— start Available records —

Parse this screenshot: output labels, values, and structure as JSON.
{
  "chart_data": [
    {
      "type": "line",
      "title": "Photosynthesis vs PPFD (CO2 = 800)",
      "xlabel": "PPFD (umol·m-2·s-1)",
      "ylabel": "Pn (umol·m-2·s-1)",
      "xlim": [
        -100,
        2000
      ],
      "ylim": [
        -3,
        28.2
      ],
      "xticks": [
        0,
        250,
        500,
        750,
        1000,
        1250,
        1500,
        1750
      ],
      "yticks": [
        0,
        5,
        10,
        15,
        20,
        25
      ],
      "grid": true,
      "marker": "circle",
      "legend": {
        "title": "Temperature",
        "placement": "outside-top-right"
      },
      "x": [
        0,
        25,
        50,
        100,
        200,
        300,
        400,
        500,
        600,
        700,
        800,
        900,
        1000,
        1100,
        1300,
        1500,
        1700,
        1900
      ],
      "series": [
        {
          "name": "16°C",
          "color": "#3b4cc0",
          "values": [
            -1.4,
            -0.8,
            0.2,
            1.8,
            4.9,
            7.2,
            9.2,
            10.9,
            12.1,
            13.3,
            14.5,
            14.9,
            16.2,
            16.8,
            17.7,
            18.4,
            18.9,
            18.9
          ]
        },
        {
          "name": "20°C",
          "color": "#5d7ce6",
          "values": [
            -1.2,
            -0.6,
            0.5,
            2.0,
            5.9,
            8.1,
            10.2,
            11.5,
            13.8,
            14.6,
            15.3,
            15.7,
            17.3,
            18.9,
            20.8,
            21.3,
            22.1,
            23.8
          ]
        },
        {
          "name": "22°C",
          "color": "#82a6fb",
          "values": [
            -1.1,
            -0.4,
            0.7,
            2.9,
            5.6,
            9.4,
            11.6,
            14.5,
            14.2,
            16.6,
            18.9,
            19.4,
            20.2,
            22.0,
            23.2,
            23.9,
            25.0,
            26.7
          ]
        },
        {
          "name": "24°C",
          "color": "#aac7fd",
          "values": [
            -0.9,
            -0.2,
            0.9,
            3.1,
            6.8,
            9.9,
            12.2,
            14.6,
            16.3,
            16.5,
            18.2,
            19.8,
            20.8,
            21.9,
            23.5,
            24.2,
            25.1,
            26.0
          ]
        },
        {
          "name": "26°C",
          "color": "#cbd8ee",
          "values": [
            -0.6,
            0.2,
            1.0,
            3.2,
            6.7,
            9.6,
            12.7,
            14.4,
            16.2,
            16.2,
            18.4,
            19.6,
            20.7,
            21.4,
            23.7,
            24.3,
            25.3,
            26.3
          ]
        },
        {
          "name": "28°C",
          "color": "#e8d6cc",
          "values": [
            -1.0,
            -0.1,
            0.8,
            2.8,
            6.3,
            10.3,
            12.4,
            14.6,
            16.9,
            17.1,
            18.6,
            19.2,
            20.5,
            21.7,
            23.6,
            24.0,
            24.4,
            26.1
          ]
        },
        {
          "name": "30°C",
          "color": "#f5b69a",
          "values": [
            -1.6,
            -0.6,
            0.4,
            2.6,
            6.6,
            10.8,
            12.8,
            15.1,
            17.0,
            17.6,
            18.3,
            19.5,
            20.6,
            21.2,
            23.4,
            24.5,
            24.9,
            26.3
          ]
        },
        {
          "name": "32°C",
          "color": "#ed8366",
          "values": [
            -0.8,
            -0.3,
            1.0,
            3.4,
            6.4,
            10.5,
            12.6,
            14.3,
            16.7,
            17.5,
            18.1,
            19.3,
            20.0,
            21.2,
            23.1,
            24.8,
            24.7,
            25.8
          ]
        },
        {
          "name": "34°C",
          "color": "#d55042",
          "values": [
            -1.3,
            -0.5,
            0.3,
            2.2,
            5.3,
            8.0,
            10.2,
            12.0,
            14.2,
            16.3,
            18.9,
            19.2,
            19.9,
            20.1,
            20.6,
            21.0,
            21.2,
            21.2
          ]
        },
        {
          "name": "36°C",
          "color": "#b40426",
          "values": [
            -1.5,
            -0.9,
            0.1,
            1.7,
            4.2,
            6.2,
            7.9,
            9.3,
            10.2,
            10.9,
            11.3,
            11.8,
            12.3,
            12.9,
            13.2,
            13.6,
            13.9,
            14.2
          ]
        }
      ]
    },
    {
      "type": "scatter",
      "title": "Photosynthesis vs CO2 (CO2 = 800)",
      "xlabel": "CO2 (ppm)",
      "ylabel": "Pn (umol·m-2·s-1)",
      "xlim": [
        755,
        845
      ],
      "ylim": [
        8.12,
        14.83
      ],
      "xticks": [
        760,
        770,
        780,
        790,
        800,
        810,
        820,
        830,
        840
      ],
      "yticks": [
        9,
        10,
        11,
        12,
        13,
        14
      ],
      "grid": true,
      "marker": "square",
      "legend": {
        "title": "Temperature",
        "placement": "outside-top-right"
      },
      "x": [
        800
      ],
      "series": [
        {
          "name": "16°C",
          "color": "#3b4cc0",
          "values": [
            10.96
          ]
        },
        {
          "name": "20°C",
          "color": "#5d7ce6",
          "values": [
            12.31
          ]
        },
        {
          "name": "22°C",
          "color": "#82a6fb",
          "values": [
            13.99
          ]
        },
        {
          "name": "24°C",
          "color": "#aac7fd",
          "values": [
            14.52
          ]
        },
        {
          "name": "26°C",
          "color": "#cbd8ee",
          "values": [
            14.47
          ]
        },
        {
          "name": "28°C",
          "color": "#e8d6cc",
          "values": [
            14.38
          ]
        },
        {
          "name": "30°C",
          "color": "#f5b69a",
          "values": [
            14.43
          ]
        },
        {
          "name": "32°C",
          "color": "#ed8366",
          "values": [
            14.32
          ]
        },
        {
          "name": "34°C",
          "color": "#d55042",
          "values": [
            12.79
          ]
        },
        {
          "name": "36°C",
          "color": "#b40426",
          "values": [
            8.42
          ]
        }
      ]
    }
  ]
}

— end Available records —

▶ **Requirement**:
Each line above must be reproduced exactly as it stands.

▶ **Task response**:
Parse this screenshot: output labels, values, and structure as JSON.
{
  "chart_data": [
    {
      "type": "line",
      "title": "Photosynthesis vs PPFD (CO2 = 800)",
      "xlabel": "PPFD (umol·m-2·s-1)",
      "ylabel": "Pn (umol·m-2·s-1)",
      "xlim": [
        -100,
        2000
      ],
      "ylim": [
        -3,
        28.2
      ],
      "xticks": [
        0,
        250,
        500,
        750,
        1000,
        1250,
        1500,
        1750
      ],
      "yticks": [
        0,
        5,
        10,
        15,
        20,
        25
      ],
      "grid": true,
      "marker": "circle",
      "legend": {
        "title": "Temperature",
        "placement": "outside-top-right"
      },
      "x": [
        0,
        25,
        50,
        100,
        200,
        300,
        400,
        500,
        600,
        700,
        800,
        900,
        1000,
        1100,
        1300,
        1500,
        1700,
        1900
      ],
      "series": [
        {
          "name": "16°C",
          "color": "#3b4cc0",
          "values": [
            -1.4,
            -0.8,
            0.2,
            1.8,
            4.9,
            7.2,
            9.2,
            10.9,
            12.1,
            13.3,
            14.5,
            14.9,
            16.2,
            16.8,
            17.7,
            18.4,
            18.9,
            18.9
          ]
        },
        {
          "name": "20°C",
          "color": "#5d7ce6",
          "values": [
            -1.2,
            -0.6,
            0.5,
            2.0,
            5.9,
            8.1,
            10.2,
            11.5,
            13.8,
            14.6,
            15.3,
            15.7,
            17.3,
            18.9,
            20.8,
            21.3,
            22.1,
            23.8
          ]
        },
        {
          "name": "22°C",
          "color": "#82a6fb",
          "values": [
            -1.1,
            -0.4,
            0.7,
            2.9,
            5.6,
            9.4,
            11.6,
            14.5,
            14.2,
            16.6,
            18.9,
            19.4,
            20.2,
            22.0,
            23.2,
            23.9,
            25.0,
            26.7
          ]
        },
        {
          "name": "24°C",
          "color": "#aac7fd",
          "values": [
            -0.9,
            -0.2,
            0.9,
            3.1,
            6.8,
            9.9,
            12.2,
            14.6,
            16.3,
            16.5,
            18.2,
            19.8,
            20.8,
            21.9,
            23.5,
            24.2,
            25.1,
            26.0
          ]
        },
        {
          "name": "26°C",
          "color": "#cbd8ee",
          "values": [
            -0.6,
            0.2,
            1.0,
            3.2,
            6.7,
            9.6,
            12.7,
            14.4,
            16.2,
            16.2,
            18.4,
            19.6,
            20.7,
            21.4,
            23.7,
            24.3,
            25.3,
            26.3
          ]
        },
        {
          "name": "28°C",
          "color": "#e8d6cc",
          "values": [
            -1.0,
            -0.1,
            0.8,
            2.8,
            6.3,
            10.3,
            12.4,
            14.6,
            16.9,
            17.1,
            18.6,
            19.2,
            20.5,
            21.7,
            23.6,
            24.0,
            24.4,
            26.1
          ]
        },
        {
          "name": "30°C",
          "color": "#f5b69a",
          "values": [
            -1.6,
            -0.6,
            0.4,
            2.6,
            6.6,
            10.8,
            12.8,
            15.1,
            17.0,
            17.6,
            18.3,
            19.5,
            20.6,
            21.2,
            23.4,
            24.5,
            24.9,
            26.3
          ]
        },
        {
          "name": "32°C",
          "color": "#ed8366",
          "values": [
            -0.8,
            -0.3,
            1.0,
            3.4,
            6.4,
            10.5,
            12.6,
            14.3,
            16.7,
            17.5,
            18.1,
            19.3,
            20.0,
            21.2,
            23.1,
            24.8,
            24.7,
            25.8
          ]
        },
        {
          "name": "34°C",
          "color": "#d55042",
          "values": [
            -1.3,
            -0.5,
            0.3,
            2.2,
            5.3,
            8.0,
            10.2,
            12.0,
            14.2,
            16.3,
            18.9,
            19.2,
            19.9,
            20.1,
            20.6,
            21.0,
            21.2,
            21.2
          ]
        },
        {
          "name": "36°C",
          "color": "#b40426",
          "values": [
            -1.5,
            -0.9,
            0.1,
            1.7,
            4.2,
            6.2,
            7.9,
            9.3,
            10.2,
            10.9,
            11.3,
            11.8,
            12.3,
            12.9,
            13.2,
            13.6,
            13.9,
            14.2
          ]
        }
      ]
    },
    {
      "type": "scatter",
      "title": "Photosynthesis vs CO2 (CO2 = 800)",
      "xlabel": "CO2 (ppm)",
      "ylabel": "Pn (umol·m-2·s-1)",
      "xlim": [
        755,
        845
      ],
      "ylim": [
        8.12,
        14.83
      ],
      "xticks": [
        760,
        770,
        780,
        790,
        800,
        810,
        820,
        830,
        840
      ],
      "yticks": [
        9,
        10,
        11,
        12,
        13,
        14
      ],
      "grid": true,
      "marker": "square",
      "legend": {
        "title": "Temperature",
        "placement": "outside-top-right"
      },
      "x": [
        800
      ],
      "series": [
        {
          "name": "16°C",
          "color": "#3b4cc0",
          "values": [
            10.96
          ]
        },
        {
          "name": "20°C",
          "color": "#5d7ce6",
          "values": [
            12.31
          ]
        },
        {
          "name": "22°C",
          "color": "#82a6fb",
          "values": [
            13.99
          ]
        },
        {
          "name": "24°C",
          "color": "#aac7fd",
          "values": [
            14.52
          ]
        },
        {
          "name": "26°C",
          "color": "#cbd8ee",
          "values": [
            14.47
          ]
        },
        {
          "name": "28°C",
          "color": "#e8d6cc",
          "values": [
            14.38
          ]
        },
        {
          "name": "30°C",
          "color": "#f5b69a",
          "values": [
            14.43
          ]
        },
        {
          "name": "32°C",
          "color": "#ed8366",
          "values": [
            14.32
          ]
        },
        {
          "name": "34°C",
          "color": "#d55042",
          "values": [
            12.79
          ]
        },
        {
          "name": "36°C",
          "color": "#b40426",
          "values": [
            8.42
          ]
        }
      ]
    }
  ]
}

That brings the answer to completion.